### Exercise objective
Records follow. Pull out every line that contains "بهسازی".

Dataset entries
╔══

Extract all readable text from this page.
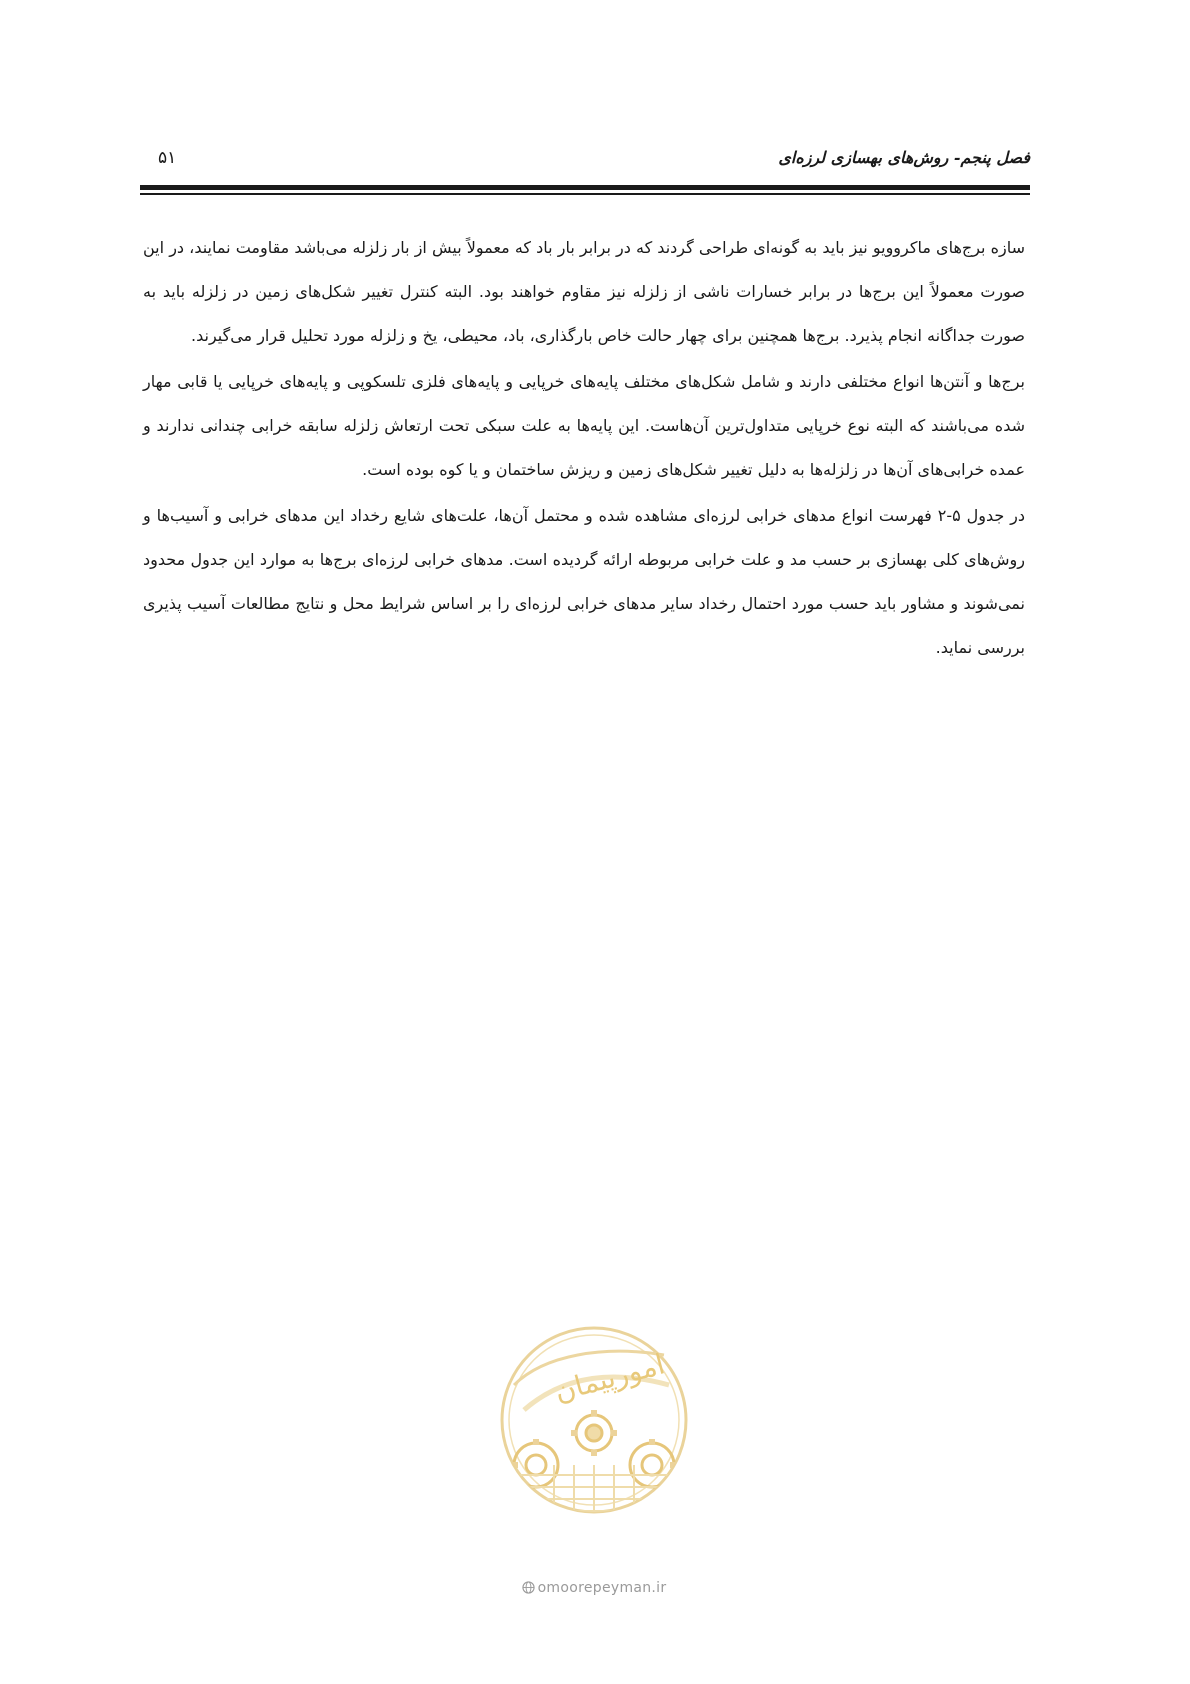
فصل پنجم- روش‌های بهسازی لرزه‌ای
۵۱

سازه برج‌های ماکروویو نیز باید به گونه‌ای طراحی گردند که در برابر بار باد که معمولاً بیش از بار زلزله می‌باشد مقاومت نمایند، در این صورت معمولاً این برج‌ها در برابر خسارات ناشی از زلزله نیز مقاوم خواهند بود. البته کنترل تغییر شکل‌های زمین در زلزله باید به صورت جداگانه انجام پذیرد. برج‌ها همچنین برای چهار حالت خاص بارگذاری، باد، محیطی، یخ و زلزله مورد تحلیل قرار می‌گیرند.

برج‌ها و آنتن‌ها انواع مختلفی دارند و شامل شکل‌های مختلف پایه‌های خرپایی و پایه‌های فلزی تلسکوپی و پایه‌های خرپایی یا قابی مهار شده می‌باشند که البته نوع خرپایی متداول‌ترین آن‌هاست. این پایه‌ها به علت سبکی تحت ارتعاش زلزله سابقه خرابی چندانی ندارند و عمده خرابی‌های آن‌ها در زلزله‌ها به دلیل تغییر شکل‌های زمین و ریزش ساختمان و یا کوه بوده است.

در جدول ۵-۲ فهرست انواع مدهای خرابی لرزه‌ای مشاهده شده و محتمل آن‌ها، علت‌های شایع رخداد این مدهای خرابی و آسیب‌ها و روش‌های کلی بهسازی بر حسب مد و علت خرابی مربوطه ارائه گردیده است. مدهای خرابی لرزه‌ای برج‌ها به موارد این جدول محدود نمی‌شوند و مشاور باید حسب مورد احتمال رخداد سایر مدهای خرابی لرزه‌ای را بر اساس شرایط محل و نتایج مطالعات آسیب پذیری بررسی نماید.

امورپیمان
omoorepeyman.ir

╚══

### Solved problem
فصل پنجم- روش‌های بهسازی لرزه‌ای
در جدول ۵-۲ فهرست انواع مدهای خرابی لرزه‌ای مشاهده شده و محتمل آن‌ها، علت‌های شایع رخداد این مدهای خرابی و آسیب‌ها و روش‌های کلی بهسازی بر حسب مد و علت خرابی مربوطه ارائه گردیده است. مدهای خرابی لرزه‌ای برج‌ها به موارد این جدول محدود نمی‌شوند و مشاور باید حسب مورد احتمال رخداد سایر مدهای خرابی لرزه‌ای را بر اساس شرایط محل و نتایج مطالعات آسیب پذیری بررسی نماید.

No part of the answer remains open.